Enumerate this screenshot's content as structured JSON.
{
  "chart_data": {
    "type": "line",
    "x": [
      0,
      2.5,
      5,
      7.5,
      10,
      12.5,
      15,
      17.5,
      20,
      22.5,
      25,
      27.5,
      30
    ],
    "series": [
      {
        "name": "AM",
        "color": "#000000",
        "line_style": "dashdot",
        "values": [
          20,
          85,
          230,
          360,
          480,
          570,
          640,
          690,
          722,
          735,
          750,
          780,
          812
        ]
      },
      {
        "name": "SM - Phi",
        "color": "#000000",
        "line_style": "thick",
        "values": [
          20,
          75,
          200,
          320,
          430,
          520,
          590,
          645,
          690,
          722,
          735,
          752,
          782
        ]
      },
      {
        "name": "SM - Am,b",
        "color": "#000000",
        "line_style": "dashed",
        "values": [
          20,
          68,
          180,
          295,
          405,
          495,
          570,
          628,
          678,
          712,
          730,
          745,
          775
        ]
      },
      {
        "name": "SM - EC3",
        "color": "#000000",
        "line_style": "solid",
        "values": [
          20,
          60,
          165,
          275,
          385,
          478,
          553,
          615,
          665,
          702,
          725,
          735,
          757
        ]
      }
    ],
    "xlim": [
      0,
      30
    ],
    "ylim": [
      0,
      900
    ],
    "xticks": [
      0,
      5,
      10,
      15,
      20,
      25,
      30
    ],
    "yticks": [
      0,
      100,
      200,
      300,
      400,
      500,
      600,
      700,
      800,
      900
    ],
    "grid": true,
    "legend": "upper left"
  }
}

▸ **TASK BRIEF**: Identify and list each line with the word "name".

▸ **RESPONSE TO THE EXERCISE**:
        "name": "AM",
        "name": "SM - Phi",
        "name": "SM - Am,b",
        "name": "SM - EC3",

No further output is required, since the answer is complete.